How many lines of the records below contain the word "Implicit"? Answer with the number alone.

Records about charts and figures:
────────────────
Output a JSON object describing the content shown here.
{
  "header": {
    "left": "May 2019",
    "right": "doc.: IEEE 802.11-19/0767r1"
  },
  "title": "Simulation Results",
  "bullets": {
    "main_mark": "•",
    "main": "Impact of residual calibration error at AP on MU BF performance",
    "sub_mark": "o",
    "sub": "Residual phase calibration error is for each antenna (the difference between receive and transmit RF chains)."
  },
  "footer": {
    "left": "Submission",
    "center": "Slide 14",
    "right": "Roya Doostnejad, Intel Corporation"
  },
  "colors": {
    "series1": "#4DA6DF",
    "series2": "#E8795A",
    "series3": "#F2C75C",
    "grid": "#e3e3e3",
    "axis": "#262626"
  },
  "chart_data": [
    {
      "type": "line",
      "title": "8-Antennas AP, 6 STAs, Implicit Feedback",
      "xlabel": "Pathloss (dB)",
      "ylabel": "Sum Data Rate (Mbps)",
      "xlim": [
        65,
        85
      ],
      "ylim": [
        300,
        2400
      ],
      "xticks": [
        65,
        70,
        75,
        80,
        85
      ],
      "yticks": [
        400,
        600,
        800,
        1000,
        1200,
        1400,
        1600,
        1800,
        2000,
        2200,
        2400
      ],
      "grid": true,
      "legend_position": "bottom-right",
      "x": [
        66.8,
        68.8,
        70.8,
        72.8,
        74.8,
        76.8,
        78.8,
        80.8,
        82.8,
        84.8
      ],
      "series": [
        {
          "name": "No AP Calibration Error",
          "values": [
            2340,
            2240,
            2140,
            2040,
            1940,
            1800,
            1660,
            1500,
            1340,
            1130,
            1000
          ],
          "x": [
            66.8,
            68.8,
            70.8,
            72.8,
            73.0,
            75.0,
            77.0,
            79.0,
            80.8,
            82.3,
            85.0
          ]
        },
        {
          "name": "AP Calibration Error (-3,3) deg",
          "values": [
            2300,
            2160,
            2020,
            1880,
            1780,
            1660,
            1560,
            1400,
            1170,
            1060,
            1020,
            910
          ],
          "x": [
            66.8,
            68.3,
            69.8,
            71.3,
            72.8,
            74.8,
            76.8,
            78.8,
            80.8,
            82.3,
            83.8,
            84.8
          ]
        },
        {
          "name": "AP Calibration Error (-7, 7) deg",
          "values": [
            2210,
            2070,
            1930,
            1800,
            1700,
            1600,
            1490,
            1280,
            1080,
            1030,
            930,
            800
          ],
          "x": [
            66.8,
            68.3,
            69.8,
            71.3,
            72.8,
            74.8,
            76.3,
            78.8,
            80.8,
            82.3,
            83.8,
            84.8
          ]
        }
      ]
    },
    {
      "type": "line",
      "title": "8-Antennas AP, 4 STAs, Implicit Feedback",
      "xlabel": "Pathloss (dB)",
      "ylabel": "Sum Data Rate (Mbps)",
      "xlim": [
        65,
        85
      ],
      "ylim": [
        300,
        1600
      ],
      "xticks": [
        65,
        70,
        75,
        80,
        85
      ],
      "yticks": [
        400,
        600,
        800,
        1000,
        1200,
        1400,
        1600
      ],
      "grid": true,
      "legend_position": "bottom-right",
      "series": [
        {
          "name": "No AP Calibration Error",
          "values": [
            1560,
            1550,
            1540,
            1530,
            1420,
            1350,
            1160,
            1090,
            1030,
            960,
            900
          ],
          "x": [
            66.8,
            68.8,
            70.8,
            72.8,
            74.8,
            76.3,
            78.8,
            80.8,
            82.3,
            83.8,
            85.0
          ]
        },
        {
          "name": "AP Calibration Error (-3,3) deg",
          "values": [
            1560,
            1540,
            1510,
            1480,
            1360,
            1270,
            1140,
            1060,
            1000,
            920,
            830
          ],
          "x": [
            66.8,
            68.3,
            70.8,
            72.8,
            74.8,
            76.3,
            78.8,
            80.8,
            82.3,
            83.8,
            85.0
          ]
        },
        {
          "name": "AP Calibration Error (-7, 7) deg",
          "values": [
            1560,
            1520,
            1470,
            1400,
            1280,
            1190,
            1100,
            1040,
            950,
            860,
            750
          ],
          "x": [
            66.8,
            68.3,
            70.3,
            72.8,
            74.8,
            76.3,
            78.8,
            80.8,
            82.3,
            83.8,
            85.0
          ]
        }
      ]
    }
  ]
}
────────────────
Written solution:
2